- SOURCE INFORMATION
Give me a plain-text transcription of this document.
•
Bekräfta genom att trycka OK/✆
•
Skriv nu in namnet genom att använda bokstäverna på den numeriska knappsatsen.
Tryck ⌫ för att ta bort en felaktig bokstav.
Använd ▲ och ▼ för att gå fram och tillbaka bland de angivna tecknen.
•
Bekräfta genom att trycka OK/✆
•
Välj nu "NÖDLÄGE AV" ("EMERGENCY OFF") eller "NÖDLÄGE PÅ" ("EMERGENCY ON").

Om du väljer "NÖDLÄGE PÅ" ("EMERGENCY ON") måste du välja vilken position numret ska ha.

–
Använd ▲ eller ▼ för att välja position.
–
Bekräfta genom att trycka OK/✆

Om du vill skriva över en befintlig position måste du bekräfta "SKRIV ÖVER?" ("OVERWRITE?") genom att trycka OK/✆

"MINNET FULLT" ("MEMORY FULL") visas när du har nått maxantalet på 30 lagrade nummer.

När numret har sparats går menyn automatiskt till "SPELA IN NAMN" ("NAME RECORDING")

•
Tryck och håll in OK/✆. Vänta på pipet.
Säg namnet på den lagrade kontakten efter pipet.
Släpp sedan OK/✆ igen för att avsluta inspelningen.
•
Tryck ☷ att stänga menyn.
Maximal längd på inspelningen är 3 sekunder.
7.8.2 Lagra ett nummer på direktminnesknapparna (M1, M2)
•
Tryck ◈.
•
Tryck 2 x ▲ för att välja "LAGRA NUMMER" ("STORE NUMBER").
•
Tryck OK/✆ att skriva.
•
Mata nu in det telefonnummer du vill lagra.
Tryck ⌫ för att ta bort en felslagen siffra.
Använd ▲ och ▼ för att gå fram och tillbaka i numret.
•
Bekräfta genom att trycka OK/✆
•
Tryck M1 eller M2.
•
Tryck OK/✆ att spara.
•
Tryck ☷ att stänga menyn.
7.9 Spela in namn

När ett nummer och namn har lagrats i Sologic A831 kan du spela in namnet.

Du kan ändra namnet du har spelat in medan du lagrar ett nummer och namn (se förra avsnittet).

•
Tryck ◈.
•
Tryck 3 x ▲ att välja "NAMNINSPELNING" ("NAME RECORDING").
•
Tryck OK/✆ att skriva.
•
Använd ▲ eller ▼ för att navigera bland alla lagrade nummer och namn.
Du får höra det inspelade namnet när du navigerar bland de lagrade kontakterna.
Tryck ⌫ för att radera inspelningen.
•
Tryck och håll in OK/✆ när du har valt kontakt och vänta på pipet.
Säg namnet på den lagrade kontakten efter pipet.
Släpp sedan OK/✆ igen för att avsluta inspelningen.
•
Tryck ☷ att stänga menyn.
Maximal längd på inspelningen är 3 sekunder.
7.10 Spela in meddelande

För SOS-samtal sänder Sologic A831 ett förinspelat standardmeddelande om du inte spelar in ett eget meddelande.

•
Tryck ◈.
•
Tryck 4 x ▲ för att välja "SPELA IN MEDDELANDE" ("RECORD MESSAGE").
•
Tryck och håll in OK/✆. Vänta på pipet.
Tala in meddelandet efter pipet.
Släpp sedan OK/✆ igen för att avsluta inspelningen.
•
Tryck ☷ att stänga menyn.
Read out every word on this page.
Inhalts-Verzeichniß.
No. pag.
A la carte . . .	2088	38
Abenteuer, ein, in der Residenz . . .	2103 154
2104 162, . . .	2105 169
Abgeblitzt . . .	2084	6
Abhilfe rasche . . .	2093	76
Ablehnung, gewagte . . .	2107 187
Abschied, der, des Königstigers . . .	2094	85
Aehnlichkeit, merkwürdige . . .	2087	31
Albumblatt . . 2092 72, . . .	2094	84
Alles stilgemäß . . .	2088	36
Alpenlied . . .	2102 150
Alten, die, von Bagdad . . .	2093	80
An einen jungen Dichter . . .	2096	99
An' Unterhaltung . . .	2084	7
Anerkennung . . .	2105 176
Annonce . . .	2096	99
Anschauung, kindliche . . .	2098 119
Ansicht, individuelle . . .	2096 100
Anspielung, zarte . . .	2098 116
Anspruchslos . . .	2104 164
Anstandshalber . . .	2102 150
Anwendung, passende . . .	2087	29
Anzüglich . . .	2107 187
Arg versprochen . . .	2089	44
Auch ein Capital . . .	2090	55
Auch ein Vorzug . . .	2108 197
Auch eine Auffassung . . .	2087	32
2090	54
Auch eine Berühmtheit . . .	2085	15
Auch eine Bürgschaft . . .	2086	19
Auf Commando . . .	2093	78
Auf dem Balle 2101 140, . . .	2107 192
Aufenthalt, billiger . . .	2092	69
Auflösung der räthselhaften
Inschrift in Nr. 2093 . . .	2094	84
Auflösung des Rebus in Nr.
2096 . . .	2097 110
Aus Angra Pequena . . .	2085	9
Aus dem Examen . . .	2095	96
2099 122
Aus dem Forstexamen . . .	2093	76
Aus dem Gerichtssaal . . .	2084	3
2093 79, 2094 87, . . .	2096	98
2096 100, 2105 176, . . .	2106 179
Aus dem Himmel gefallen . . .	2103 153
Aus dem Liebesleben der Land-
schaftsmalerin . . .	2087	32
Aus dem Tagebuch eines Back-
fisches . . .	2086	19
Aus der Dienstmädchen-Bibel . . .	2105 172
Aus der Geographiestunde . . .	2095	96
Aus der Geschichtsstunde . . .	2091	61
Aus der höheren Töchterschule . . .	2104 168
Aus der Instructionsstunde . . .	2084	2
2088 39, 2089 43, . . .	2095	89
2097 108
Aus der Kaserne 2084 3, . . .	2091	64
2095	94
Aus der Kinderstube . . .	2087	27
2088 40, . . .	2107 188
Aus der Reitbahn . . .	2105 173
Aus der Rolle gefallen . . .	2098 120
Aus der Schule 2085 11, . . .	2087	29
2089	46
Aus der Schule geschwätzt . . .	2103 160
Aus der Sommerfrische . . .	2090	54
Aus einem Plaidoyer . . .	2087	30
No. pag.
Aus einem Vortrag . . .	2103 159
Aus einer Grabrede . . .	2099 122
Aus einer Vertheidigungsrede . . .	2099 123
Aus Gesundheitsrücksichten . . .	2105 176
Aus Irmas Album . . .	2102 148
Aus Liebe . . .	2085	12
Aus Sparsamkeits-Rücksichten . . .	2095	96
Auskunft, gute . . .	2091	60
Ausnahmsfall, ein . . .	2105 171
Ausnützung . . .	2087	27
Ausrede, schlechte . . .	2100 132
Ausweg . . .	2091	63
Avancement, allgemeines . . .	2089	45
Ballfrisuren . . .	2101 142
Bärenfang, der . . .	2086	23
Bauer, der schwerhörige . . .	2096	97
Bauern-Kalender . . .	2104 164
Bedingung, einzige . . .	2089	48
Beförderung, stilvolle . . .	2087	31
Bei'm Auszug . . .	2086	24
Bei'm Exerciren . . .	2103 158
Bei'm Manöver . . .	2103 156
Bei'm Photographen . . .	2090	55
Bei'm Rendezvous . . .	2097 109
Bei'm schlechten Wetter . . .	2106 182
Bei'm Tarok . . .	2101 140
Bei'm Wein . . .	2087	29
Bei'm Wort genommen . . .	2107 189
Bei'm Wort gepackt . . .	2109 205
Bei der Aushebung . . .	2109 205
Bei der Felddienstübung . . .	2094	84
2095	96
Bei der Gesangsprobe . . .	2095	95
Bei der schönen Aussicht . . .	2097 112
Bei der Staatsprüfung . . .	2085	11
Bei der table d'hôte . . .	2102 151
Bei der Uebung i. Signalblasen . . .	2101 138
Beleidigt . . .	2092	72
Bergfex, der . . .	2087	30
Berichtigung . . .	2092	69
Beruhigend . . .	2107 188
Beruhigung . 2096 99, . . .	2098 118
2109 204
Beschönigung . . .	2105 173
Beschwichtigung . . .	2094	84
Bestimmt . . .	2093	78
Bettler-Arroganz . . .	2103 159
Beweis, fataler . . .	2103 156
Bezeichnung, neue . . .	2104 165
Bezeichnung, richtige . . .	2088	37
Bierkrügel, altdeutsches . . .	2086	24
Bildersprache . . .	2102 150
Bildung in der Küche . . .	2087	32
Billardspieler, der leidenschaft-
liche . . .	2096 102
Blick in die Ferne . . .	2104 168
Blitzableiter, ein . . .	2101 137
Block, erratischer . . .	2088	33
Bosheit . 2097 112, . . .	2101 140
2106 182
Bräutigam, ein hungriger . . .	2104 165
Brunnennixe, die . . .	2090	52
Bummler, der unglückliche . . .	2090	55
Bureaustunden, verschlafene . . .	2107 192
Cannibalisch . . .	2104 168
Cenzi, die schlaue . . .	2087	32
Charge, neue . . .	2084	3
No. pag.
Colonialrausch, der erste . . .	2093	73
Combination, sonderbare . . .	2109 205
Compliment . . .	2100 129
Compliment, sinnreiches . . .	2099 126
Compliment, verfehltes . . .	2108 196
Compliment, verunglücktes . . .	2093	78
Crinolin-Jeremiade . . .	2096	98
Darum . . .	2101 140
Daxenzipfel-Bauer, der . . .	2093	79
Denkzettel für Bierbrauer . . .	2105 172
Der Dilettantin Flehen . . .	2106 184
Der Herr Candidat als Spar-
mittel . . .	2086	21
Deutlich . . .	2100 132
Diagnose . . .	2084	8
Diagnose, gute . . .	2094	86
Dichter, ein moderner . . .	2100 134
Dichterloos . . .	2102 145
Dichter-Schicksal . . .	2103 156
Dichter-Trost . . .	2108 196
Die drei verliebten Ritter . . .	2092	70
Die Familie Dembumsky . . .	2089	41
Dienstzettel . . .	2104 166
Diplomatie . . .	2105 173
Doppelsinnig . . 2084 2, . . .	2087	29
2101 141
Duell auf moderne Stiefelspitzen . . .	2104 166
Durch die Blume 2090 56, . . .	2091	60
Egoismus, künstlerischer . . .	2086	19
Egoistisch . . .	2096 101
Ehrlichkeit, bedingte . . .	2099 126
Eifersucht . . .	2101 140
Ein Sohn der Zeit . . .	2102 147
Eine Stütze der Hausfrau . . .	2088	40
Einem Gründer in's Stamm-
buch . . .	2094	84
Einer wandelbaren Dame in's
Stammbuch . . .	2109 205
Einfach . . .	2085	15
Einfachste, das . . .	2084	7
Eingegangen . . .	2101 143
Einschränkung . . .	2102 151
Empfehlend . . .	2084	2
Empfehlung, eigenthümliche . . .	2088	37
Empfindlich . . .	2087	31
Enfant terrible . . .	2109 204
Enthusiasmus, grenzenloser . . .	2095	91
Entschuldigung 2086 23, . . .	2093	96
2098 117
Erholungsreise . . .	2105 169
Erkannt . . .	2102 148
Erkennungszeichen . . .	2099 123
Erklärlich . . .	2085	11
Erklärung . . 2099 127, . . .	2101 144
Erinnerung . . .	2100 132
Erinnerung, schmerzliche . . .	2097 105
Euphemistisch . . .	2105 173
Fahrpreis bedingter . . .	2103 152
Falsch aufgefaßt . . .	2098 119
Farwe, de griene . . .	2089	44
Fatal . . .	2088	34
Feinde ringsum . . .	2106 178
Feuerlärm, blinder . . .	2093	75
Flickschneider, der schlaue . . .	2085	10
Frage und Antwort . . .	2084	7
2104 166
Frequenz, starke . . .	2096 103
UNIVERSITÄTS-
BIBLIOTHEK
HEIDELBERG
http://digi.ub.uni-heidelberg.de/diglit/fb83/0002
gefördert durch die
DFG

- DESCRIPTION OF THE TASK
Give the number of lines in the listing above that hold the string "NÖDLÄGE", with nothing else.

- REPLY TO THE TASK
2